> **Textauszug**
══════════
Und zugleich, als der Konflikt zum Jahreswechsel laut und sichtbar wurde, war es ein Protest der die Frage aufwirft: Was wollt ihr denn eigentlich lieber? Löcher oder anders leben?
Das so zu verstehen heißt für mich weder, dass eine riesige Menge von Menschen durch diesen Protest genau diese Frage im Kopf hatte, noch, dass ein so wörtliches "zurück auf die Bäume" ein adäquater Umgang mit den Herausforderungen unserer Zeit sein kann, schon gar nicht für alle. Aber ein Erfahrungs- und Hinterfragungsraum ist definitiv geöffneter als vorher. Eine der dort langjährig lebenden Personen, Indigo, sagt vermutlich auch deshalb in der Dokumentation von Strg+F:
"Wir haben in Lützerath einiges gewonnen, obwohl wir verloren haben."
Das ist die hoffnungsvollere Version. Sie steht im Kontext einer großen Reihe solcher Besetzungsformen in den letzten Jahren: Kurz nach Lützerath wurde hier in Frankfurt der lange bewohnte Fechenheimer Wald geräumt, im Heidebogen bei Dresden besetzt man weiter, gegen den Südschnellweg bei Hannover ebenfalls, usw. Und es ist nicht nur deutsche Praxis, wie das Beispiel der französischen Zones à défendre (ZAD, dt. zu verteidigende Zonen) zeigt. In allen diesen und weiteren Fällen ist der Bezugspunkt, der Sammelpunkt ein Projekt, dass unser zerstörerisches Verhältnis zur Welt weitertreiben soll: Flughäfen, Autobahnen, Kieswerke etc.
══════════
> **Übungsaufgaben**
A) Welche Arten von Projekten nennt der Textauszug über den Protest in Lützerath als Bezugspunkt der Besetzungen?
B) Wie könnte der Textauszug über den Protest in Lützerath weitergehen? Schreibe ihn im Anschluss an den letzten Satz fort.

> **Gesammelte Daten**
══════════
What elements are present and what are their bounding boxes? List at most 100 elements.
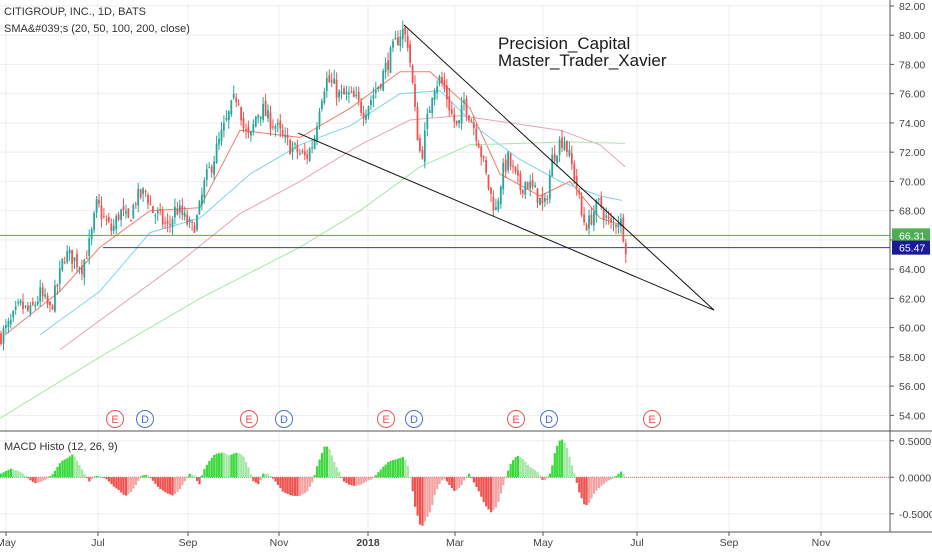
══════════
> **Antworten je Aufgabe**
A) Flughäfen, Autobahnen, Kieswerke

B)
Und genau deshalb sind solche Bewegungen auch etwas anderes als beispielsweise jene gegen Atomkraft aus der Vergangenheit. Anders als damals wird (1) die Alternative auch gelebt, statt in erster Linie über punktuelle Verhinderungen betrieben zu werden und (2) wird umfassend unser Verhältnis zum Boden und seine Ressourcen thematisiert, statt spezifische Gefahren einer Form von Energieerzeugung für das Weiter-So einer eingeübten Lebensweise. Es geht heute sowohl in diesen Orten des praktischen Eingreifens wie auch in einigen wissenschaftlichen Diskursen tatsächlich um Eigentum am Boden, um Verantwortungen der Erde gegenüber, und schlussendlich auch um andere Formen, Natur und Welt überhaupt zu verstehen: Nicht als ein Gegner:innen, Anderes, Gegenübergestelltes sondern als Teil und Voraussetzung von Menschen.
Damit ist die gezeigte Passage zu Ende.